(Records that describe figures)

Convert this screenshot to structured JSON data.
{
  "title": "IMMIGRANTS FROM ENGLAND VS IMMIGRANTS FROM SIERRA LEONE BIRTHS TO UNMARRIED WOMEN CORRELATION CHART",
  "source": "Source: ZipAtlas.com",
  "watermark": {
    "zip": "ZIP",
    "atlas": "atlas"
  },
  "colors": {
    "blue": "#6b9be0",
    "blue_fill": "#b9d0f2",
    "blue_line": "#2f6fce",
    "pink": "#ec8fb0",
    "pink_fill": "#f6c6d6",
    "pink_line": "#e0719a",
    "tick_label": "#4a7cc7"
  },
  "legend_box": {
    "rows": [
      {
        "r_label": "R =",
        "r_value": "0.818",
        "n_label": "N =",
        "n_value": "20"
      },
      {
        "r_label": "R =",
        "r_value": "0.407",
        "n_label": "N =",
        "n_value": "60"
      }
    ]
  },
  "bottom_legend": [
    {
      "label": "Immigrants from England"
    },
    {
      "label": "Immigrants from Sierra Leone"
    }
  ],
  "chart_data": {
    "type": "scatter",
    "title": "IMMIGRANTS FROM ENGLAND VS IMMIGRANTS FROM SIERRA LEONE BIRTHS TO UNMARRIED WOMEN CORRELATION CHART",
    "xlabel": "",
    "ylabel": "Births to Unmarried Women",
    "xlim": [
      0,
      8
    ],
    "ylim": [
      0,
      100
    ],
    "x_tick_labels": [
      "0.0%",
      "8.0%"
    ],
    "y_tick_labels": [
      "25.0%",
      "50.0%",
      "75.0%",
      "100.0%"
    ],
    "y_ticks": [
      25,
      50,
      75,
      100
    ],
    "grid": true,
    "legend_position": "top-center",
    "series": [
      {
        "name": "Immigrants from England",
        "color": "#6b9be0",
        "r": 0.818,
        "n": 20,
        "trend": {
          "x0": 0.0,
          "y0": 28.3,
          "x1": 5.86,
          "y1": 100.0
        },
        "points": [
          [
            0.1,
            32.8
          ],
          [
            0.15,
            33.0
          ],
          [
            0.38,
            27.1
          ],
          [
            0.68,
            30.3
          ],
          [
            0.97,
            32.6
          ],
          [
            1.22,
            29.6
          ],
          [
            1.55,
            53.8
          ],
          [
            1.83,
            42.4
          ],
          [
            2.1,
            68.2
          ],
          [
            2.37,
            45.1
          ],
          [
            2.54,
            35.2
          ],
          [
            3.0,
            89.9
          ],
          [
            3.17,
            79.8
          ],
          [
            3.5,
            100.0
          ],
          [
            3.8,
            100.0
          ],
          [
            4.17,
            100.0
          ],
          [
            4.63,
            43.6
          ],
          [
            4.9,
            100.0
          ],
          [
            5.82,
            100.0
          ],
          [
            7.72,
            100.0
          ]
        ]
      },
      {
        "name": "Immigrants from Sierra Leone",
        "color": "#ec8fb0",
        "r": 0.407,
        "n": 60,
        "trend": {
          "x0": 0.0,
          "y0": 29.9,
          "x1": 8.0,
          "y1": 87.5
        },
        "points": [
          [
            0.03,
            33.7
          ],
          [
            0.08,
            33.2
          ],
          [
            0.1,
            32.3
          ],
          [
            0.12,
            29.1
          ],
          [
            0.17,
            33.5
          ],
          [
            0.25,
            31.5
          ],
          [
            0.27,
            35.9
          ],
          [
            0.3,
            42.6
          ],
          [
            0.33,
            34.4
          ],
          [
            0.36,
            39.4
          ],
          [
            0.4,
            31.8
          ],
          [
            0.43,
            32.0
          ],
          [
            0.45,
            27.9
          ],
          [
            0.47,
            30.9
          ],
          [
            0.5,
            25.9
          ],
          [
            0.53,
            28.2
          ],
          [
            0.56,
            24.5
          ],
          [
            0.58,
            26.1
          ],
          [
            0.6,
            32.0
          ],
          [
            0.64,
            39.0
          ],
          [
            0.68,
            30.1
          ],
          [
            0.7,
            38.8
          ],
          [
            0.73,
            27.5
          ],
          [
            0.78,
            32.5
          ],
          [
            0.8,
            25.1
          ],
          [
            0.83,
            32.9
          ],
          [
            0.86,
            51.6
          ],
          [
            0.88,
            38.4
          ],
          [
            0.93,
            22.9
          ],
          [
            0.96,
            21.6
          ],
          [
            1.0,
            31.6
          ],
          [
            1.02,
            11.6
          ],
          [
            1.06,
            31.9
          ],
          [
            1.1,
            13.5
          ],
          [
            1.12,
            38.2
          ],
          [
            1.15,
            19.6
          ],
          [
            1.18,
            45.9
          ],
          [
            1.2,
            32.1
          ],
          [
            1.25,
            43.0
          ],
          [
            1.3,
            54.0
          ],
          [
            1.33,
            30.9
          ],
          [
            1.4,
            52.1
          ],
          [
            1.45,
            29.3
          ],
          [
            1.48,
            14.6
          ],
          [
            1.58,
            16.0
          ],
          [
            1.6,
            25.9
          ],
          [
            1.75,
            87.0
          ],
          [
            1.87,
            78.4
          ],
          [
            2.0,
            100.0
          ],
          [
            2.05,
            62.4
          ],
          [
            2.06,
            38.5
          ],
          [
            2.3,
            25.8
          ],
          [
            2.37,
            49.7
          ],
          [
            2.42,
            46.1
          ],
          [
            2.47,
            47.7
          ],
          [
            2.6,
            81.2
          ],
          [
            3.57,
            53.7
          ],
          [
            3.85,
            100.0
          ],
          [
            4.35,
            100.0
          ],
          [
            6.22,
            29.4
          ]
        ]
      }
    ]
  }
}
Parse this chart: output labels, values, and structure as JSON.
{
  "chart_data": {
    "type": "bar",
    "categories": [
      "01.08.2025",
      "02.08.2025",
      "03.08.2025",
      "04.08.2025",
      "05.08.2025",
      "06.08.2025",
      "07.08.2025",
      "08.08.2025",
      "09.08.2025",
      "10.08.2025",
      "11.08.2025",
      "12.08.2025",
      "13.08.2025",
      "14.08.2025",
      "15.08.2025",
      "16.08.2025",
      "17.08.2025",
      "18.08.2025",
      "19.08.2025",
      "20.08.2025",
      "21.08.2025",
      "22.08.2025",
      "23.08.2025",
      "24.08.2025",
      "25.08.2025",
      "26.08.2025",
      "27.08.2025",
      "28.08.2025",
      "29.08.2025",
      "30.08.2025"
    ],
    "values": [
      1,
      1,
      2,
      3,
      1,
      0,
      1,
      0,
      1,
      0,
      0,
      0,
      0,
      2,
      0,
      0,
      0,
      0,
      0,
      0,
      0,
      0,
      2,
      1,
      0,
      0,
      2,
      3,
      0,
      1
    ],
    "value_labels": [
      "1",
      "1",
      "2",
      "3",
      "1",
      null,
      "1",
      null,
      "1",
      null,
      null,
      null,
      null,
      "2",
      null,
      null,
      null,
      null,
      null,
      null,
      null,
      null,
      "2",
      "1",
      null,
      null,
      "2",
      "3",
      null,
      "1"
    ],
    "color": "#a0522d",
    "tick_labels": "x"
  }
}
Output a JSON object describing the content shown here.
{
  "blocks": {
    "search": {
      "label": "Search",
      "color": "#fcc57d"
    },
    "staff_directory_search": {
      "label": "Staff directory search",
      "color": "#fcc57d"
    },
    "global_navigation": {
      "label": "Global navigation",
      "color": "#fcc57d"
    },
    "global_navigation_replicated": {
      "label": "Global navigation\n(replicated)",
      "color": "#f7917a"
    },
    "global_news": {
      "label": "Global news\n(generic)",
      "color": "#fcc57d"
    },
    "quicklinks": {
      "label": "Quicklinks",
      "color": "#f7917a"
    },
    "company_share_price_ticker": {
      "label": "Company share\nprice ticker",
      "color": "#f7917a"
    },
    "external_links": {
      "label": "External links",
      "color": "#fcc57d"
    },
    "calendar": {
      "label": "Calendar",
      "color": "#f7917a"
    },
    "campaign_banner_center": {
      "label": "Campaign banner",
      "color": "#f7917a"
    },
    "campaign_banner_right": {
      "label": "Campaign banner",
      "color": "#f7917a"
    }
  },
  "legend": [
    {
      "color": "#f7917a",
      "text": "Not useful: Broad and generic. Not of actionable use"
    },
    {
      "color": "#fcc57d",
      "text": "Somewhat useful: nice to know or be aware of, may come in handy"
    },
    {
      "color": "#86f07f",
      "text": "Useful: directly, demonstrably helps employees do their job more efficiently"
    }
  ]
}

**STATED PROBLEM**
Look through the listing above. Pick out each line with "generic" and copy it.

**FINISHED ANSWER**
      "label": "Global news\n(generic)",
      "text": "Not useful: Broad and generic. Not of actionable use"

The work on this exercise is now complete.